Extract all lines containing "Type".

┄┄┄┄┄┄┄┄┄┄┄┄┄┄┄┄┄┄┄┄

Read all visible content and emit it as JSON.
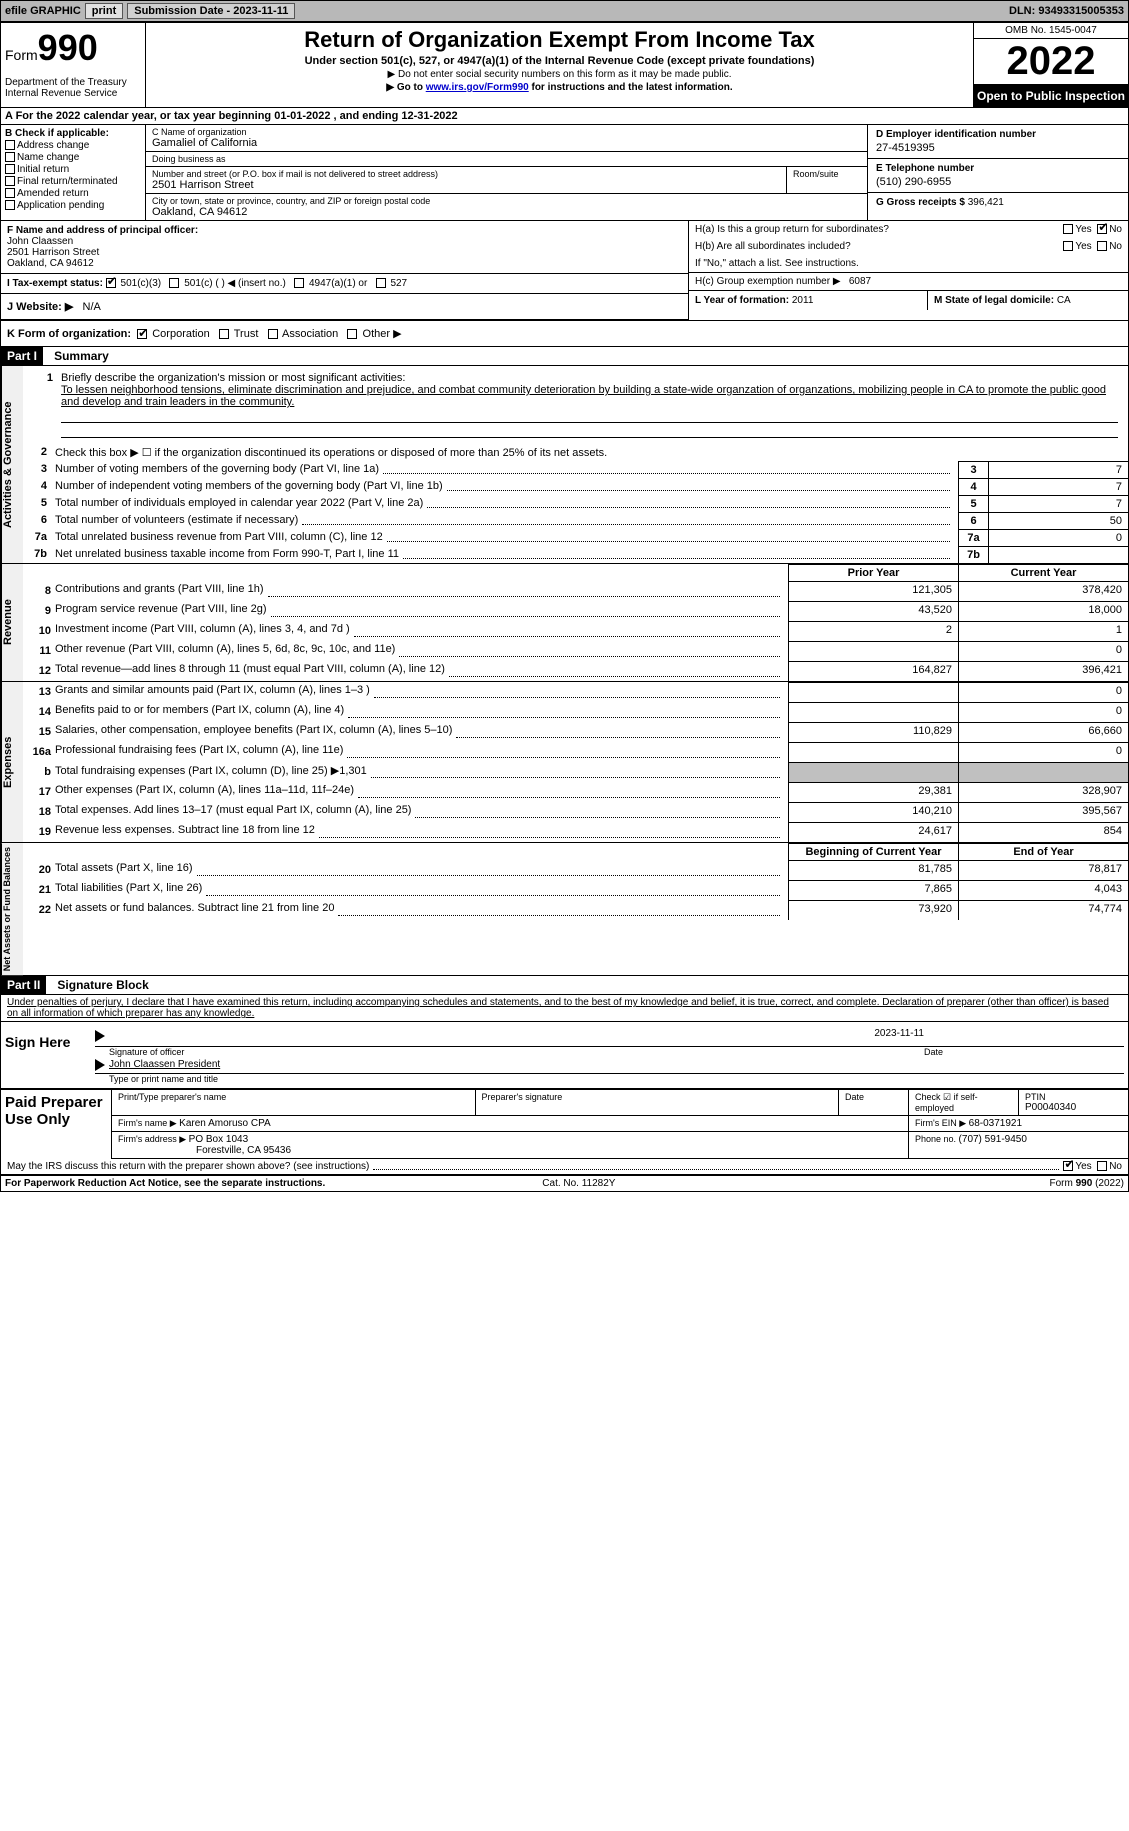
{
  "toolbar": {
    "efile": "efile GRAPHIC",
    "print": "print",
    "submission_label": "Submission Date - ",
    "submission_date": "2023-11-11",
    "dln_label": "DLN: ",
    "dln": "93493315005353"
  },
  "header": {
    "form_word": "Form",
    "form_num": "990",
    "dept": "Department of the Treasury",
    "irs": "Internal Revenue Service",
    "title": "Return of Organization Exempt From Income Tax",
    "subtitle": "Under section 501(c), 527, or 4947(a)(1) of the Internal Revenue Code (except private foundations)",
    "note1": "▶ Do not enter social security numbers on this form as it may be made public.",
    "note2_pre": "▶ Go to ",
    "note2_link": "www.irs.gov/Form990",
    "note2_post": " for instructions and the latest information.",
    "omb": "OMB No. 1545-0047",
    "year": "2022",
    "open": "Open to Public Inspection"
  },
  "row_a": {
    "text_pre": "A For the 2022 calendar year, or tax year beginning ",
    "begin": "01-01-2022",
    "mid": " , and ending ",
    "end": "12-31-2022"
  },
  "col_b": {
    "label": "B Check if applicable:",
    "items": [
      "Address change",
      "Name change",
      "Initial return",
      "Final return/terminated",
      "Amended return",
      "Application pending"
    ]
  },
  "col_c": {
    "name_label": "C Name of organization",
    "name": "Gamaliel of California",
    "dba_label": "Doing business as",
    "dba": "",
    "street_label": "Number and street (or P.O. box if mail is not delivered to street address)",
    "street": "2501 Harrison Street",
    "room_label": "Room/suite",
    "city_label": "City or town, state or province, country, and ZIP or foreign postal code",
    "city": "Oakland, CA  94612"
  },
  "col_d": {
    "ein_label": "D Employer identification number",
    "ein": "27-4519395",
    "phone_label": "E Telephone number",
    "phone": "(510) 290-6955",
    "gross_label": "G Gross receipts $ ",
    "gross": "396,421"
  },
  "row_f": {
    "label": "F Name and address of principal officer:",
    "name": "John Claassen",
    "street": "2501 Harrison Street",
    "city": "Oakland, CA  94612"
  },
  "h": {
    "a_label": "H(a)  Is this a group return for subordinates?",
    "b_label": "H(b)  Are all subordinates included?",
    "b_note": "If \"No,\" attach a list. See instructions.",
    "c_label": "H(c)  Group exemption number ▶",
    "c_val": "6087",
    "yes": "Yes",
    "no": "No"
  },
  "row_i": {
    "label": "I Tax-exempt status:",
    "opts": [
      "501(c)(3)",
      "501(c) (   ) ◀ (insert no.)",
      "4947(a)(1) or",
      "527"
    ]
  },
  "row_j": {
    "label": "J Website: ▶",
    "val": "N/A"
  },
  "row_k": {
    "label": "K Form of organization:",
    "opts": [
      "Corporation",
      "Trust",
      "Association",
      "Other ▶"
    ]
  },
  "lm": {
    "l_label": "L Year of formation: ",
    "l_val": "2011",
    "m_label": "M State of legal domicile: ",
    "m_val": "CA"
  },
  "part1": {
    "num": "Part I",
    "title": "Summary",
    "mission_label": "Briefly describe the organization's mission or most significant activities:",
    "mission": "To lessen neighborhood tensions, eliminate discrimination and prejudice, and combat community deterioration by building a state-wide organzation of organzations, mobilizing people in CA to promote the public good and develop and train leaders in the community.",
    "line2": "Check this box ▶ ☐ if the organization discontinued its operations or disposed of more than 25% of its net assets.",
    "governance": [
      {
        "n": "3",
        "label": "Number of voting members of the governing body (Part VI, line 1a)",
        "val": "7"
      },
      {
        "n": "4",
        "label": "Number of independent voting members of the governing body (Part VI, line 1b)",
        "val": "7"
      },
      {
        "n": "5",
        "label": "Total number of individuals employed in calendar year 2022 (Part V, line 2a)",
        "val": "7"
      },
      {
        "n": "6",
        "label": "Total number of volunteers (estimate if necessary)",
        "val": "50"
      },
      {
        "n": "7a",
        "label": "Total unrelated business revenue from Part VIII, column (C), line 12",
        "val": "0"
      },
      {
        "n": "7b",
        "label": "Net unrelated business taxable income from Form 990-T, Part I, line 11",
        "val": ""
      }
    ],
    "prior_hdr": "Prior Year",
    "curr_hdr": "Current Year",
    "revenue": [
      {
        "n": "8",
        "label": "Contributions and grants (Part VIII, line 1h)",
        "prior": "121,305",
        "curr": "378,420"
      },
      {
        "n": "9",
        "label": "Program service revenue (Part VIII, line 2g)",
        "prior": "43,520",
        "curr": "18,000"
      },
      {
        "n": "10",
        "label": "Investment income (Part VIII, column (A), lines 3, 4, and 7d )",
        "prior": "2",
        "curr": "1"
      },
      {
        "n": "11",
        "label": "Other revenue (Part VIII, column (A), lines 5, 6d, 8c, 9c, 10c, and 11e)",
        "prior": "",
        "curr": "0"
      },
      {
        "n": "12",
        "label": "Total revenue—add lines 8 through 11 (must equal Part VIII, column (A), line 12)",
        "prior": "164,827",
        "curr": "396,421"
      }
    ],
    "expenses": [
      {
        "n": "13",
        "label": "Grants and similar amounts paid (Part IX, column (A), lines 1–3 )",
        "prior": "",
        "curr": "0"
      },
      {
        "n": "14",
        "label": "Benefits paid to or for members (Part IX, column (A), line 4)",
        "prior": "",
        "curr": "0"
      },
      {
        "n": "15",
        "label": "Salaries, other compensation, employee benefits (Part IX, column (A), lines 5–10)",
        "prior": "110,829",
        "curr": "66,660"
      },
      {
        "n": "16a",
        "label": "Professional fundraising fees (Part IX, column (A), line 11e)",
        "prior": "",
        "curr": "0"
      },
      {
        "n": "b",
        "label": "Total fundraising expenses (Part IX, column (D), line 25) ▶1,301",
        "prior": "SHADE",
        "curr": "SHADE"
      },
      {
        "n": "17",
        "label": "Other expenses (Part IX, column (A), lines 11a–11d, 11f–24e)",
        "prior": "29,381",
        "curr": "328,907"
      },
      {
        "n": "18",
        "label": "Total expenses. Add lines 13–17 (must equal Part IX, column (A), line 25)",
        "prior": "140,210",
        "curr": "395,567"
      },
      {
        "n": "19",
        "label": "Revenue less expenses. Subtract line 18 from line 12",
        "prior": "24,617",
        "curr": "854"
      }
    ],
    "begin_hdr": "Beginning of Current Year",
    "end_hdr": "End of Year",
    "netassets": [
      {
        "n": "20",
        "label": "Total assets (Part X, line 16)",
        "prior": "81,785",
        "curr": "78,817"
      },
      {
        "n": "21",
        "label": "Total liabilities (Part X, line 26)",
        "prior": "7,865",
        "curr": "4,043"
      },
      {
        "n": "22",
        "label": "Net assets or fund balances. Subtract line 21 from line 20",
        "prior": "73,920",
        "curr": "74,774"
      }
    ],
    "vtabs": {
      "gov": "Activities & Governance",
      "rev": "Revenue",
      "exp": "Expenses",
      "net": "Net Assets or Fund Balances"
    }
  },
  "part2": {
    "num": "Part II",
    "title": "Signature Block",
    "penalty": "Under penalties of perjury, I declare that I have examined this return, including accompanying schedules and statements, and to the best of my knowledge and belief, it is true, correct, and complete. Declaration of preparer (other than officer) is based on all information of which preparer has any knowledge.",
    "sign_here": "Sign Here",
    "sig_officer": "Signature of officer",
    "sig_date": "2023-11-11",
    "date_label": "Date",
    "officer_name": "John Claassen  President",
    "type_name": "Type or print name and title",
    "paid": "Paid Preparer Use Only",
    "prep_name_label": "Print/Type preparer's name",
    "prep_sig_label": "Preparer's signature",
    "check_if": "Check ☑ if self-employed",
    "ptin_label": "PTIN",
    "ptin": "P00040340",
    "firm_name_label": "Firm's name    ▶ ",
    "firm_name": "Karen Amoruso CPA",
    "firm_ein_label": "Firm's EIN ▶ ",
    "firm_ein": "68-0371921",
    "firm_addr_label": "Firm's address ▶ ",
    "firm_addr1": "PO Box 1043",
    "firm_addr2": "Forestville, CA  95436",
    "firm_phone_label": "Phone no. ",
    "firm_phone": "(707) 591-9450",
    "may_irs": "May the IRS discuss this return with the preparer shown above? (see instructions)",
    "yes": "Yes",
    "no": "No"
  },
  "footer": {
    "pra": "For Paperwork Reduction Act Notice, see the separate instructions.",
    "cat": "Cat. No. 11282Y",
    "form": "Form 990 (2022)"
  }
}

┄┄┄┄┄┄┄┄┄┄┄┄┄┄┄┄┄┄┄┄

Correct output:
    "type_name": "Type or print name and title",
    "prep_name_label": "Print/Type preparer's name",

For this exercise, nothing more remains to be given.